### WRITTEN REQUEST
Copy every line of the listing that holds the string "JSON".

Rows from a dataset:
----------

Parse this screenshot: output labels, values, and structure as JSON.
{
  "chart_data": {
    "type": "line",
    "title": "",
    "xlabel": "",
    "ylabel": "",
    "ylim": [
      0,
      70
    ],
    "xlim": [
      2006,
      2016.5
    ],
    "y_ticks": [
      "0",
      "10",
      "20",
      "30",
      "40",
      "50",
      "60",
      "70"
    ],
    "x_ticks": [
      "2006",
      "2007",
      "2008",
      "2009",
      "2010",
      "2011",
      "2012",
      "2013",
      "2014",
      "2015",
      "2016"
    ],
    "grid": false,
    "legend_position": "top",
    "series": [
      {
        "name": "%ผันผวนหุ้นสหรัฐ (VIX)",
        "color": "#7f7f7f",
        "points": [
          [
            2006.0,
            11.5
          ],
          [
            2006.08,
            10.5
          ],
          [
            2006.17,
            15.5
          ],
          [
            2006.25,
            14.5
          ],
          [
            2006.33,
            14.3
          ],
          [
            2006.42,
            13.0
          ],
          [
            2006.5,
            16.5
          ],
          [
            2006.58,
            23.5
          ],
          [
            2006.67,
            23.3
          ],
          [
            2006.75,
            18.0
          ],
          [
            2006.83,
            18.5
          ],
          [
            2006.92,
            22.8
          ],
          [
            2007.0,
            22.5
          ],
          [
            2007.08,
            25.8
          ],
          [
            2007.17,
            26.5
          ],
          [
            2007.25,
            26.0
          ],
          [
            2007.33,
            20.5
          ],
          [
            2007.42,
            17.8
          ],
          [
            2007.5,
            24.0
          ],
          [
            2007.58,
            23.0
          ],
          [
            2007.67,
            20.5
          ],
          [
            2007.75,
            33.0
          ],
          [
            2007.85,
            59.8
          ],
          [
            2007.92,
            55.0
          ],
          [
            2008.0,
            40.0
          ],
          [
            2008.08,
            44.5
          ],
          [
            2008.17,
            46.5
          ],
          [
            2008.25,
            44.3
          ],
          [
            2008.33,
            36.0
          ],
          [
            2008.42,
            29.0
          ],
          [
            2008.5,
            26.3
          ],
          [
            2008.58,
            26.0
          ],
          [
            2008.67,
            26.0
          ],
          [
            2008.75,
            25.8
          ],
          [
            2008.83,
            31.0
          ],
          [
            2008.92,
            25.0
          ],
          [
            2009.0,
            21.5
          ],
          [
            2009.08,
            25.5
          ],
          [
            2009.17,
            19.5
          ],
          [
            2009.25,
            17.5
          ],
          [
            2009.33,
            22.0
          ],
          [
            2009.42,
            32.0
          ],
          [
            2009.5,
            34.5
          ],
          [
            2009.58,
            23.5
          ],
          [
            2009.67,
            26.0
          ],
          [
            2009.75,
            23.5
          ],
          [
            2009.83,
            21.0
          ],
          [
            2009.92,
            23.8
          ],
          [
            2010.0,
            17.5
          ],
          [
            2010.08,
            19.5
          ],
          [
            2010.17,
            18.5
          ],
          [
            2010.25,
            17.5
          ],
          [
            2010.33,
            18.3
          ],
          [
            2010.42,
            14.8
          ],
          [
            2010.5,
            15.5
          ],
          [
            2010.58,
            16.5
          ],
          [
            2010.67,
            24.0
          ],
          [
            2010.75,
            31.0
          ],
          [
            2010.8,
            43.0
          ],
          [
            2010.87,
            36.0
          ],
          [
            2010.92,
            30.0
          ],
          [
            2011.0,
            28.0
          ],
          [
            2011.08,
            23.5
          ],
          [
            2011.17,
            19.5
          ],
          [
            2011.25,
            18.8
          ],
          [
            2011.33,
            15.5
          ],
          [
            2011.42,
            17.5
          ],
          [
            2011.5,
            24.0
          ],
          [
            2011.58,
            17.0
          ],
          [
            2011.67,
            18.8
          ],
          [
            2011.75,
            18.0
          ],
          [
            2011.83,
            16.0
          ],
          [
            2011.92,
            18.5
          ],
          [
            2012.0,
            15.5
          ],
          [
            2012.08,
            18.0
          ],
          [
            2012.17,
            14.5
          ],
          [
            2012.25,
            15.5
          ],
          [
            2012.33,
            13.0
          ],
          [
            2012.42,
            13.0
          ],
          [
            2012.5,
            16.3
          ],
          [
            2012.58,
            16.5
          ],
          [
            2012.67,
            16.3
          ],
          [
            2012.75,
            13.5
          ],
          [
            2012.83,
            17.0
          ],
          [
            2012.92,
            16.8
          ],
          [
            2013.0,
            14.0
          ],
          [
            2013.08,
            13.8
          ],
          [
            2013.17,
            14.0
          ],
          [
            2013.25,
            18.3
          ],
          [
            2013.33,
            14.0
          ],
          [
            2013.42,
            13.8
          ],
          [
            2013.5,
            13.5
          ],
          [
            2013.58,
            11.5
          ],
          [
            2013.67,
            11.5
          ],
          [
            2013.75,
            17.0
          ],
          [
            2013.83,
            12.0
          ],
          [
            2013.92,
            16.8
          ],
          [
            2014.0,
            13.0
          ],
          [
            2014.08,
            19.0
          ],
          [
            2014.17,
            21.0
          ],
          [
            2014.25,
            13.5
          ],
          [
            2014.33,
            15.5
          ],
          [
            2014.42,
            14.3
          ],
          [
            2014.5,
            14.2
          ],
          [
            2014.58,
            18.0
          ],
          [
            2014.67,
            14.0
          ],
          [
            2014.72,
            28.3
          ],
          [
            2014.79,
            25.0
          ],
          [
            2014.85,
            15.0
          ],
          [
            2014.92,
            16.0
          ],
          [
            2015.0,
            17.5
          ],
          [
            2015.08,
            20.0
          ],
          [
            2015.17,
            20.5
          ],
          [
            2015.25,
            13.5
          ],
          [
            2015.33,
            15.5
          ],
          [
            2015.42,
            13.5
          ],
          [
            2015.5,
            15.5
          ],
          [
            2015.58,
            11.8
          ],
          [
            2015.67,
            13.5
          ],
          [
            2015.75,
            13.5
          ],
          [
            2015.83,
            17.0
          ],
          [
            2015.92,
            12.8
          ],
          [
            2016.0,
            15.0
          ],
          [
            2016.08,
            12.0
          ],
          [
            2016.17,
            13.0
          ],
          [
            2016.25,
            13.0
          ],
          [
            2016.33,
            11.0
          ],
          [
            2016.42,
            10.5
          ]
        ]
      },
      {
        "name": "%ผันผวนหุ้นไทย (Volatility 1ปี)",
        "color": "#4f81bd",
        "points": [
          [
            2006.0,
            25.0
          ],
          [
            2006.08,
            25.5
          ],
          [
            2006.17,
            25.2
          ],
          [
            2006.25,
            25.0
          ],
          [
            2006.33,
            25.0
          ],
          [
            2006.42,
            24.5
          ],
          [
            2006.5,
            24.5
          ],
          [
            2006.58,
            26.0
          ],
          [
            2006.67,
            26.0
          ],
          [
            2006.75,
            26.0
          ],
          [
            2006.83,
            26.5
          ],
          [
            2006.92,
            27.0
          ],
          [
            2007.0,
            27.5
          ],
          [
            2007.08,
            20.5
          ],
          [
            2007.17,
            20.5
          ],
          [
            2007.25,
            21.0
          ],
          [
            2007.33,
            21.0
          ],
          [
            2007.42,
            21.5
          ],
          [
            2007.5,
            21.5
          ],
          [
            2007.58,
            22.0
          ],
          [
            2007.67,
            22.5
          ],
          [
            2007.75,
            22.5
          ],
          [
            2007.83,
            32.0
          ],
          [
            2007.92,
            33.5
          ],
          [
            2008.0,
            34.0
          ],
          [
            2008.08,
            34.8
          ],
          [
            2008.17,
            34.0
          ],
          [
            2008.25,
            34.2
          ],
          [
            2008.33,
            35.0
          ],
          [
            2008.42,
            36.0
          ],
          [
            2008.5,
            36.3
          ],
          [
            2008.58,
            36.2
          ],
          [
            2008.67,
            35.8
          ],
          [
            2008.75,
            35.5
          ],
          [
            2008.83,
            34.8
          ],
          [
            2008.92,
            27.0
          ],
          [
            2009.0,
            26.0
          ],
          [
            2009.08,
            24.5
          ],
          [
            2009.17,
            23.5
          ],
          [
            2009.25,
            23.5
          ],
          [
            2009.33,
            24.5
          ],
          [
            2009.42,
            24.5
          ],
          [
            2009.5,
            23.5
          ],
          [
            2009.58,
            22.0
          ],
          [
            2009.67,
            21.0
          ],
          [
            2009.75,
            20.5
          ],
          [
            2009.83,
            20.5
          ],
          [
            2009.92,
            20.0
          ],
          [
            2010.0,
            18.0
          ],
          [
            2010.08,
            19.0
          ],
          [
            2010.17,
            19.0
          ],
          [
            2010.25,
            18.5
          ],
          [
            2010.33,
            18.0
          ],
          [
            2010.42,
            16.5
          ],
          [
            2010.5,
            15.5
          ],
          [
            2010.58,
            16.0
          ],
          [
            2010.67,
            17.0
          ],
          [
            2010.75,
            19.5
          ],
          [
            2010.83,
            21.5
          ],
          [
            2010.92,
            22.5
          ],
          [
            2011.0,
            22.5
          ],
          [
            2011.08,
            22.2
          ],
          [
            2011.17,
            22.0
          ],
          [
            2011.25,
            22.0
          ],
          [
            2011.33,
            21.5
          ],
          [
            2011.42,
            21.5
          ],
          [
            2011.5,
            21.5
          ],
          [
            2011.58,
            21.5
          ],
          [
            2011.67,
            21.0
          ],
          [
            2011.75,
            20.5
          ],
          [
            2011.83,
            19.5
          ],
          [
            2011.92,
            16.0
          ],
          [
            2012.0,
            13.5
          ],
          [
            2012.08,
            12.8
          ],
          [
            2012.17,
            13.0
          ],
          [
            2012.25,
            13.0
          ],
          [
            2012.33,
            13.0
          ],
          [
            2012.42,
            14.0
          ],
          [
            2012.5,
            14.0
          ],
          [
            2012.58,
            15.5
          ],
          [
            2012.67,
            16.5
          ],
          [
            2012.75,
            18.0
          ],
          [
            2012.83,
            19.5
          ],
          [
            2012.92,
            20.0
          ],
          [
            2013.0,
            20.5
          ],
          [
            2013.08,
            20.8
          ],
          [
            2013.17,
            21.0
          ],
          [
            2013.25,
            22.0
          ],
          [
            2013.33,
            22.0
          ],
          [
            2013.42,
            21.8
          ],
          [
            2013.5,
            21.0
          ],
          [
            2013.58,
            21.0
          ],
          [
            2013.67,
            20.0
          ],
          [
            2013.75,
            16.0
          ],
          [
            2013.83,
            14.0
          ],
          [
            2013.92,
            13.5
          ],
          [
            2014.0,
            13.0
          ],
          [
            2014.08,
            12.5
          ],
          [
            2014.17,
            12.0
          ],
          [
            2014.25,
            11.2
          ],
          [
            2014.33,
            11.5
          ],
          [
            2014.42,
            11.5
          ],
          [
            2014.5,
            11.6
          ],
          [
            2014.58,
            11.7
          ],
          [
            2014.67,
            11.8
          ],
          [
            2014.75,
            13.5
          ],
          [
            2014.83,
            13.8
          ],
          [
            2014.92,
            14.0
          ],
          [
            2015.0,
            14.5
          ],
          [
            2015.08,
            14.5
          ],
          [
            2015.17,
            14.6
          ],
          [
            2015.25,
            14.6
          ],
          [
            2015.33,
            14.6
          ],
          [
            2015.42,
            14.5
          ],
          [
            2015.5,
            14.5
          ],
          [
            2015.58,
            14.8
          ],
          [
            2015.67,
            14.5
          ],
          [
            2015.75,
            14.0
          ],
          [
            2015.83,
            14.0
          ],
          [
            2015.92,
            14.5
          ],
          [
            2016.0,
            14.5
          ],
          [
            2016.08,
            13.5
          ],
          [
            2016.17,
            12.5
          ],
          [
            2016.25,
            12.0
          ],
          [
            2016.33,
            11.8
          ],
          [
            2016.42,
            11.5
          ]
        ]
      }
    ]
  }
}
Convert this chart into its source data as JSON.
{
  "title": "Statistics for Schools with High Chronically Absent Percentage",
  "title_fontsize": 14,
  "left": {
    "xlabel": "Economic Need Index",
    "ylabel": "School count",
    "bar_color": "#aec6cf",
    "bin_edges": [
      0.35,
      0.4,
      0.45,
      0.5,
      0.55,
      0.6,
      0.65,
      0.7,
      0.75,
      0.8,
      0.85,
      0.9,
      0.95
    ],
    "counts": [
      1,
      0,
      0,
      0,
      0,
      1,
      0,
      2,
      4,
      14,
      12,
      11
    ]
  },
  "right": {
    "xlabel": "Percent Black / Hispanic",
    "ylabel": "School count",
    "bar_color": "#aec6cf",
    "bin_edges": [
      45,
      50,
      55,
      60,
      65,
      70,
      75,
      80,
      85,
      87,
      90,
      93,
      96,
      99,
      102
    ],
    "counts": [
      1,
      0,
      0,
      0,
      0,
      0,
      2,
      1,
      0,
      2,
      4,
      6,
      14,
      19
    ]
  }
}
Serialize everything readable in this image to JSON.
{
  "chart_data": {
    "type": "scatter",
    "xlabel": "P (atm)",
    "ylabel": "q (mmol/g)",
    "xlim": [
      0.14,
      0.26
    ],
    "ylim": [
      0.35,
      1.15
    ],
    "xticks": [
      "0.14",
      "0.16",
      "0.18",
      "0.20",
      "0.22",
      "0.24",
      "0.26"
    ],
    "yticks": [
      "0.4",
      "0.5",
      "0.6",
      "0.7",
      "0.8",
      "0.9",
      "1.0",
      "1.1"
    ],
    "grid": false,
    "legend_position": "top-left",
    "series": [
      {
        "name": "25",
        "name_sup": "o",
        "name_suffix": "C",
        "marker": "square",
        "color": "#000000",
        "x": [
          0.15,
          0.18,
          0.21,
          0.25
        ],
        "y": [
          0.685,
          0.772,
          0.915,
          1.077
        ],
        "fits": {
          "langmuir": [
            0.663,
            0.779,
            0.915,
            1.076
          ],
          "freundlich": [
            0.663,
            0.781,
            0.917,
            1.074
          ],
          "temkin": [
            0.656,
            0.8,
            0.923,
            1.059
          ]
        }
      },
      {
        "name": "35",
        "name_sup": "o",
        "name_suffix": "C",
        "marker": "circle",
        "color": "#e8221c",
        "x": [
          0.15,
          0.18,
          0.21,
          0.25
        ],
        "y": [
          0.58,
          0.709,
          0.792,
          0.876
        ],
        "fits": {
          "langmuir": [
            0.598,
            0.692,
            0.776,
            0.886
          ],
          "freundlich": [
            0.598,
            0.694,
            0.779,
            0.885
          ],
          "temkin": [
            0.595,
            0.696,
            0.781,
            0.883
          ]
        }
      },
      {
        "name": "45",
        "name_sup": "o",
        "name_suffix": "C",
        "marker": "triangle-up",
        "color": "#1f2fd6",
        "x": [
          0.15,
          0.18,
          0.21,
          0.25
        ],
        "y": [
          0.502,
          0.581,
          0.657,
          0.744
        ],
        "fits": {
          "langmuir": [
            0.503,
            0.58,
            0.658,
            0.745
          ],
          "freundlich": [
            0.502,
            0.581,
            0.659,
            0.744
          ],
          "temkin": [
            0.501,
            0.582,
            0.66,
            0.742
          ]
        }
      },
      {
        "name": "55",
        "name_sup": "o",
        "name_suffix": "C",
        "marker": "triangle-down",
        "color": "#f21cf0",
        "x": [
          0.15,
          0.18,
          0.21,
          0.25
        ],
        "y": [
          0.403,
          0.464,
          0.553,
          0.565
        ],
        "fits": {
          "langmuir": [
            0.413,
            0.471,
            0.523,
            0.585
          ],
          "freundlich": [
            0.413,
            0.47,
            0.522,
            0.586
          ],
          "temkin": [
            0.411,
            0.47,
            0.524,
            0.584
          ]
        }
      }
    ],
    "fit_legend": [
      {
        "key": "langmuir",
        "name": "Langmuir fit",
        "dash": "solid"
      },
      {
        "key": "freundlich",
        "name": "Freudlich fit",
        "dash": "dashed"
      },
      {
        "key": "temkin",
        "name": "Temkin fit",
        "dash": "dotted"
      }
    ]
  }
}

----------

### OUTPUT BELOW
Parse this screenshot: output labels, values, and structure as JSON.
Convert this chart into its source data as JSON.
Serialize everything readable in this image to JSON.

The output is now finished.